The tambores de candombe or tamboriles are drums used in the playing of Candombe music of Uruguay. They are single skin headed and there are three sizes: piano (bass range), repique (tenor range), and the chico (alto range). The drums are made of wood and have a curved barrel shape with its base very narrow.

== Music and description ==
Candombe is performed by a group of drummers called a cuerda. The barrel-shaped drums, or tamboriles, have specific names according to their size and function:
 chico (small, high timbre, marks the tempo)
 repique (medium, syncopation and improvisation)
 piano (large, low timbre, melody).
 An even larger drum, called bajo or bombo (very large, very low timbre, accent on the fourth beat), was once common but is now declining in use.
 A cuerda at a minimum needs three drummers, one on each part. A full cuerda will have 50-100 drummers, commonly with rows of seven or five drummers, mixing the three types of drums. A typical row of five can be piano-chico-repique-chico-piano, with the row behind having repique-chico-piano-chico-repique and so on to the last row.

Tamboriles are made of wood with animal skins that are rope-tuned or fire-tuned minutes before the performance. They are worn at the waist with the aid of a shoulder strap called a talig or talí and played with one stick and one hand.

DATA PROVIDED:
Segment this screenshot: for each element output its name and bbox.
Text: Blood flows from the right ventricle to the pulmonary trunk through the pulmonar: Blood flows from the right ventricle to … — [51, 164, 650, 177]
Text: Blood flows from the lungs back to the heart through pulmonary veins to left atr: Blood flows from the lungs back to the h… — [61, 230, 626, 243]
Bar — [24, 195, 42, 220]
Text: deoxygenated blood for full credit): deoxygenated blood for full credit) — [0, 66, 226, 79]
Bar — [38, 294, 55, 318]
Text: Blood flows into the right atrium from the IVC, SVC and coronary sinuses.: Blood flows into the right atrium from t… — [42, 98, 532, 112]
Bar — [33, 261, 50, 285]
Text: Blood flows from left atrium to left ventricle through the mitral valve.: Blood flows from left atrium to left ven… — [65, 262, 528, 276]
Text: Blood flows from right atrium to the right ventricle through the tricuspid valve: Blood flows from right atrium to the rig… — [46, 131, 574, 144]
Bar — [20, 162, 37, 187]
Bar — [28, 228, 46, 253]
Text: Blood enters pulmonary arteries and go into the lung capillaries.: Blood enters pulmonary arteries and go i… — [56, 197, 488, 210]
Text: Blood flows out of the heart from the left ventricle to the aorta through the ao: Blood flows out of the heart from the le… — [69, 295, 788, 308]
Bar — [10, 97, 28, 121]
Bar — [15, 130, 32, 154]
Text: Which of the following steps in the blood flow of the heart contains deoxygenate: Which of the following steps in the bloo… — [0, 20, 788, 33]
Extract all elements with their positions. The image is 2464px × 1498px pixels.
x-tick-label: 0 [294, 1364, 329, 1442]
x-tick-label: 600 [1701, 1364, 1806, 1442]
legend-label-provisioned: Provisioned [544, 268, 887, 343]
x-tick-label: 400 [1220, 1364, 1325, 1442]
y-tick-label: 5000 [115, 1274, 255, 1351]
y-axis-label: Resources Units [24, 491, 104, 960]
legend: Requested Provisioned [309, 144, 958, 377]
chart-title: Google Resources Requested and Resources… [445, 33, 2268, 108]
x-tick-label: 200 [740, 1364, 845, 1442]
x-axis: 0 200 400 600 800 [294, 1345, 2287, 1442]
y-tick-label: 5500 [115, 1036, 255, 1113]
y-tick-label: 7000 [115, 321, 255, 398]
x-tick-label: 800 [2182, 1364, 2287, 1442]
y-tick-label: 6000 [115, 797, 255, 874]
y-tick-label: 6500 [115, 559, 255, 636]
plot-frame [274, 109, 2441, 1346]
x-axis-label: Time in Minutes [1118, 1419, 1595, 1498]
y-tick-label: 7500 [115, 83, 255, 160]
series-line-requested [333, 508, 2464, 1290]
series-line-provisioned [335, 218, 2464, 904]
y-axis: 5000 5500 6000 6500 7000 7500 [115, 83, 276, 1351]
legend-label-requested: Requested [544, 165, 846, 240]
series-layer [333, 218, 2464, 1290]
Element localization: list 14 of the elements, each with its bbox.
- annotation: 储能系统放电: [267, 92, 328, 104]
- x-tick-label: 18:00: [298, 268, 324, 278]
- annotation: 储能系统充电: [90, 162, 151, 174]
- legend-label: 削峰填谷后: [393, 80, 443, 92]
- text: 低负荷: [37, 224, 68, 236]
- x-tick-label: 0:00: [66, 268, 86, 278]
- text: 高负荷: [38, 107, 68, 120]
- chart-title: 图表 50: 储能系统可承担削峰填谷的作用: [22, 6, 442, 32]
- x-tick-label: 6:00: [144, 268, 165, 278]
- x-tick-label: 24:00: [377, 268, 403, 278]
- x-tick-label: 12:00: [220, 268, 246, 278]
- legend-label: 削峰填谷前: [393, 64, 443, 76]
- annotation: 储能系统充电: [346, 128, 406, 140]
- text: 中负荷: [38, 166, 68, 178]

EXPLORE THE MATERIAL:
1. From the text on candombe drums, list the three drum sizes given in its opening paragraph, with the range each one covers.
2. Write the next part of the text on candombe drums, picking up after its final sentence.

ANSWERS FOR THE EXERCISE:
1. piano (bass range), repique (tenor range), chico (alto range)

2.
A key rhythmic figure in candombe is the clave (in 3-2 form). It is played on the side of the drum, a procedure known as "hacer madera" (literally, "making wood").

===Master Candombe drummers===
Among the most important and traditional Montevidean rhythms are: Cuareim, Ansina y Cordon. There are several master drummers who have kept Candombe alive uninterrupted for two hundred years. Some of highlights are: in Ansina school: Wáshington Ocampo, Héctor Suárez, Pedro "Perico" Gularte, Eduardo "Cacho" Giménez, Julio Giménez, Raúl "Pocho" Magariños, Rubén Quirós, Alfredo Ferreira, "Tito" Gradín, Raúl "Maga" Magariños, Luis "Mocambo" Quirós, Fernando "Hurón" Silva, Eduardo "Malumba" Gimenez, Alvaro Salas, Daniel Gradín, Sergio Ortuño y José Luis Giménez.